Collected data
********

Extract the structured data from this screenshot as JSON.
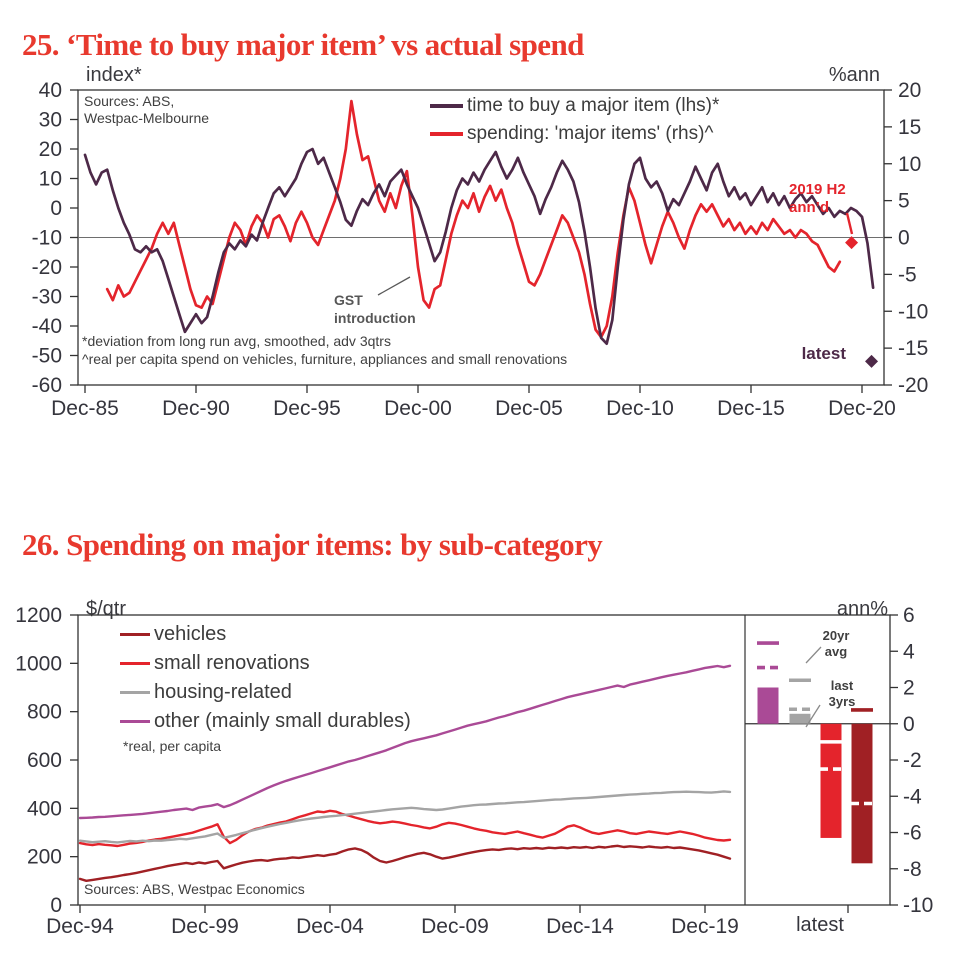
{
  "accent_color": "#e8392e",
  "chart_data": [
    {
      "id": "time-to-buy-vs-actual-spend",
      "type": "line",
      "title": "25. ‘Time to buy major item’ vs actual spend",
      "sources": [
        "Sources: ABS,",
        "Westpac-Melbourne"
      ],
      "footnotes": [
        "*deviation from long run avg, smoothed, adv 3qtrs",
        "^real per capita spend on vehicles, furniture, appliances and small renovations"
      ],
      "left_axis": {
        "label": "index*",
        "range": [
          -60,
          40
        ],
        "ticks": [
          40,
          30,
          20,
          10,
          0,
          -10,
          -20,
          -30,
          -40,
          -50,
          -60
        ]
      },
      "right_axis": {
        "label": "%ann",
        "range": [
          -20,
          20
        ],
        "ticks": [
          20,
          15,
          10,
          5,
          0,
          -5,
          -10,
          -15,
          -20
        ]
      },
      "x_axis": {
        "tick_labels": [
          "Dec-85",
          "Dec-90",
          "Dec-95",
          "Dec-00",
          "Dec-05",
          "Dec-10",
          "Dec-15",
          "Dec-20"
        ],
        "tick_positions": [
          1985.92,
          1990.92,
          1995.92,
          2000.92,
          2005.92,
          2010.92,
          2015.92,
          2020.92
        ]
      },
      "zero_reference_right_axis": 0,
      "series": [
        {
          "name": "time to buy a major item (lhs)*",
          "axis": "left",
          "color": "#4d2948",
          "x_start": 1985.92,
          "x_step_years": 0.25,
          "values": [
            18,
            12,
            8,
            12,
            13,
            6,
            0,
            -5,
            -9,
            -14,
            -15,
            -13,
            -15,
            -14,
            -18,
            -24,
            -30,
            -36,
            -42,
            -39,
            -36,
            -39,
            -37,
            -30,
            -22,
            -15,
            -12,
            -14,
            -11,
            -13,
            -9,
            -11,
            -5,
            0,
            5,
            7,
            4,
            7,
            10,
            15,
            19,
            20,
            15,
            17,
            12,
            7,
            2,
            -4,
            -6,
            -1,
            3,
            1,
            5,
            8,
            4,
            9,
            11,
            13,
            8,
            4,
            0,
            -6,
            -12,
            -18,
            -15,
            -8,
            0,
            6,
            10,
            8,
            12,
            9,
            13,
            16,
            19,
            14,
            10,
            13,
            17,
            12,
            8,
            4,
            -2,
            3,
            7,
            12,
            16,
            13,
            9,
            2,
            -8,
            -20,
            -34,
            -44,
            -46,
            -38,
            -20,
            -4,
            8,
            15,
            17,
            10,
            7,
            9,
            5,
            -1,
            3,
            1,
            5,
            9,
            14,
            10,
            6,
            12,
            15,
            9,
            4,
            7,
            3,
            5,
            1,
            4,
            7,
            2,
            5,
            1,
            4,
            0,
            3,
            5,
            2,
            4,
            1,
            -2,
            0,
            -3,
            -1,
            -2,
            0,
            -1,
            -3,
            -12,
            -27
          ]
        },
        {
          "name": "spending: 'major items' (rhs)^",
          "axis": "right",
          "color": "#e4242c",
          "x_start": 1985.92,
          "x_step_years": 0.25,
          "values": [
            null,
            null,
            null,
            null,
            -7,
            -8.5,
            -6.5,
            -8,
            -7.5,
            -6,
            -4.5,
            -3,
            -1.5,
            0.5,
            2,
            0.5,
            2,
            -1,
            -4,
            -7,
            -9.2,
            -9.5,
            -8,
            -9,
            -6,
            -3,
            0,
            2,
            1,
            -1,
            1.5,
            3,
            2,
            0,
            2.5,
            3,
            1.5,
            -0.5,
            2,
            3.5,
            2,
            0,
            -1,
            1,
            3,
            5,
            8,
            12,
            18.5,
            14,
            10.5,
            11,
            8,
            5,
            3.5,
            6,
            4,
            7,
            9,
            3,
            -4,
            -8.5,
            -9.5,
            -7,
            -6.5,
            -3,
            0.5,
            3,
            5,
            4,
            6,
            3.5,
            5.5,
            7,
            5,
            6.5,
            4,
            2,
            -1,
            -3.5,
            -6,
            -6.5,
            -5,
            -3,
            -1,
            1,
            3,
            2,
            0,
            -2,
            -5,
            -9,
            -12.5,
            -13.5,
            -12,
            -8,
            -2,
            3,
            6.8,
            5,
            2,
            -1,
            -3.5,
            -1,
            1.5,
            3.5,
            2,
            0,
            -1.5,
            1,
            3,
            4.5,
            3.5,
            4.5,
            3,
            1.5,
            2.5,
            1,
            2,
            0.5,
            1.5,
            0.5,
            2,
            1,
            2.5,
            1.5,
            0.5,
            1,
            0,
            1,
            0.5,
            -0.5,
            -1,
            -2.5,
            -4,
            -4.6,
            -3.3
          ]
        }
      ],
      "markers": [
        {
          "name": "2019-h2-annualised",
          "shape": "diamond",
          "color": "#e4242c",
          "axis": "right",
          "x": 2020.45,
          "value": -0.7,
          "label": [
            "2019 H2",
            "ann’d"
          ]
        },
        {
          "name": "latest",
          "shape": "diamond",
          "color": "#4d2948",
          "axis": "left",
          "x": 2021.35,
          "value": -52,
          "label": [
            "latest"
          ]
        }
      ],
      "annotations": [
        {
          "name": "gst-introduction",
          "lines": [
            "GST",
            "introduction"
          ]
        }
      ]
    },
    {
      "id": "spending-major-items-by-subcategory",
      "type": "line+bar",
      "title": "26. Spending on major items: by sub-category",
      "sources": [
        "Sources: ABS, Westpac Economics"
      ],
      "note": "*real, per capita",
      "left_axis": {
        "label": "$/qtr",
        "range": [
          0,
          1200
        ],
        "ticks": [
          1200,
          1000,
          800,
          600,
          400,
          200,
          0
        ]
      },
      "right_axis": {
        "label": "ann%",
        "range": [
          -10,
          6
        ],
        "ticks": [
          6,
          4,
          2,
          0,
          -2,
          -4,
          -6,
          -8,
          -10
        ]
      },
      "x_axis": {
        "tick_labels": [
          "Dec-94",
          "Dec-99",
          "Dec-04",
          "Dec-09",
          "Dec-14",
          "Dec-19"
        ],
        "tick_positions": [
          1994.92,
          1999.92,
          2004.92,
          2009.92,
          2014.92,
          2019.92
        ]
      },
      "series": [
        {
          "name": "vehicles",
          "color": "#a02024",
          "axis": "left",
          "x_start": 1994.92,
          "x_step_years": 0.25,
          "values": [
            108,
            100,
            104,
            108,
            112,
            115,
            119,
            124,
            128,
            133,
            138,
            144,
            150,
            155,
            161,
            166,
            170,
            174,
            170,
            176,
            172,
            178,
            182,
            152,
            160,
            168,
            175,
            180,
            184,
            186,
            183,
            188,
            191,
            193,
            197,
            195,
            199,
            202,
            206,
            203,
            208,
            212,
            222,
            230,
            234,
            228,
            215,
            196,
            182,
            176,
            182,
            190,
            198,
            205,
            212,
            216,
            210,
            200,
            192,
            196,
            202,
            208,
            214,
            219,
            224,
            227,
            230,
            228,
            232,
            234,
            231,
            235,
            233,
            236,
            233,
            237,
            235,
            238,
            235,
            239,
            237,
            240,
            236,
            241,
            238,
            242,
            245,
            240,
            243,
            241,
            238,
            242,
            239,
            237,
            240,
            236,
            238,
            234,
            230,
            226,
            220,
            214,
            208,
            200,
            192
          ]
        },
        {
          "name": "small renovations",
          "color": "#e4242c",
          "axis": "left",
          "x_start": 1994.92,
          "x_step_years": 0.25,
          "values": [
            256,
            251,
            248,
            252,
            249,
            247,
            244,
            249,
            254,
            257,
            261,
            267,
            271,
            274,
            279,
            284,
            289,
            294,
            299,
            308,
            316,
            324,
            334,
            282,
            256,
            270,
            289,
            304,
            314,
            320,
            329,
            335,
            341,
            346,
            355,
            364,
            371,
            379,
            387,
            384,
            390,
            386,
            376,
            370,
            362,
            355,
            348,
            342,
            338,
            341,
            345,
            342,
            337,
            331,
            327,
            321,
            317,
            324,
            334,
            340,
            337,
            331,
            324,
            317,
            311,
            307,
            301,
            297,
            294,
            299,
            304,
            297,
            291,
            284,
            279,
            287,
            295,
            309,
            324,
            330,
            321,
            309,
            299,
            294,
            299,
            304,
            309,
            304,
            297,
            294,
            299,
            304,
            301,
            297,
            294,
            299,
            304,
            299,
            294,
            287,
            279,
            274,
            269,
            267,
            270
          ]
        },
        {
          "name": "housing-related",
          "color": "#a4a4a4",
          "axis": "left",
          "x_start": 1994.92,
          "x_step_years": 0.25,
          "values": [
            266,
            263,
            260,
            262,
            264,
            261,
            259,
            262,
            265,
            263,
            266,
            264,
            267,
            266,
            269,
            271,
            274,
            272,
            276,
            280,
            284,
            290,
            296,
            278,
            284,
            290,
            297,
            304,
            311,
            318,
            324,
            330,
            335,
            340,
            345,
            350,
            354,
            358,
            361,
            364,
            367,
            369,
            372,
            375,
            378,
            381,
            384,
            387,
            390,
            393,
            396,
            398,
            400,
            402,
            400,
            397,
            395,
            393,
            395,
            399,
            403,
            407,
            410,
            413,
            415,
            416,
            418,
            420,
            421,
            423,
            425,
            426,
            428,
            430,
            432,
            434,
            436,
            437,
            439,
            441,
            442,
            443,
            445,
            447,
            449,
            451,
            453,
            455,
            457,
            458,
            460,
            461,
            463,
            464,
            466,
            467,
            468,
            469,
            468,
            467,
            466,
            465,
            467,
            470,
            468
          ]
        },
        {
          "name": "other (mainly small durables)",
          "color": "#aa4a96",
          "axis": "left",
          "x_start": 1994.92,
          "x_step_years": 0.25,
          "values": [
            360,
            361,
            362,
            364,
            365,
            367,
            369,
            371,
            373,
            375,
            377,
            380,
            383,
            386,
            389,
            393,
            396,
            399,
            393,
            403,
            407,
            411,
            417,
            405,
            413,
            424,
            436,
            448,
            460,
            472,
            484,
            495,
            505,
            514,
            522,
            530,
            538,
            546,
            554,
            562,
            570,
            578,
            586,
            594,
            600,
            608,
            616,
            624,
            632,
            640,
            650,
            660,
            670,
            678,
            684,
            690,
            696,
            702,
            710,
            718,
            726,
            734,
            742,
            748,
            754,
            760,
            768,
            776,
            782,
            790,
            798,
            804,
            812,
            820,
            828,
            836,
            844,
            852,
            860,
            866,
            872,
            878,
            884,
            890,
            896,
            902,
            908,
            902,
            912,
            918,
            924,
            930,
            936,
            942,
            948,
            953,
            958,
            963,
            969,
            975,
            981,
            985,
            989,
            984,
            990
          ]
        }
      ],
      "latest_panel": {
        "x_label": "latest",
        "legend_20yr": [
          "20yr",
          "avg"
        ],
        "legend_3yrs": [
          "last",
          "3yrs"
        ],
        "bars": [
          {
            "name": "other (mainly small durables)",
            "color": "#aa4a96",
            "latest": 2.0,
            "avg_20yr": 4.45,
            "last_3yrs": 3.1
          },
          {
            "name": "housing-related",
            "color": "#a4a4a4",
            "latest": 0.55,
            "avg_20yr": 2.4,
            "last_3yrs": 0.8
          },
          {
            "name": "small renovations",
            "color": "#e4242c",
            "latest": -6.3,
            "avg_20yr": -1.0,
            "last_3yrs": -2.5
          },
          {
            "name": "vehicles",
            "color": "#a02024",
            "latest": -7.7,
            "avg_20yr": 0.76,
            "last_3yrs": -4.4
          }
        ]
      }
    }
  ]
}
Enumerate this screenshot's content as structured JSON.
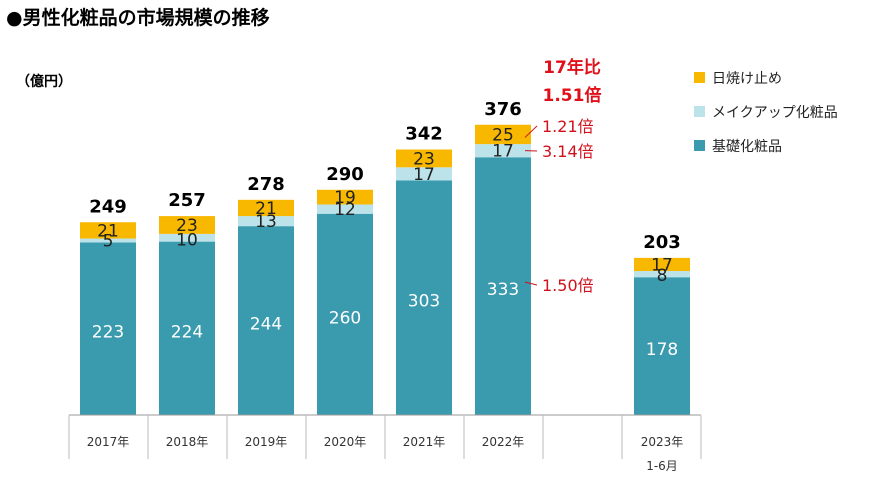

********

Across the preceding material, how many lines contain the word "title"? State the number alone.

**Written answer**.
2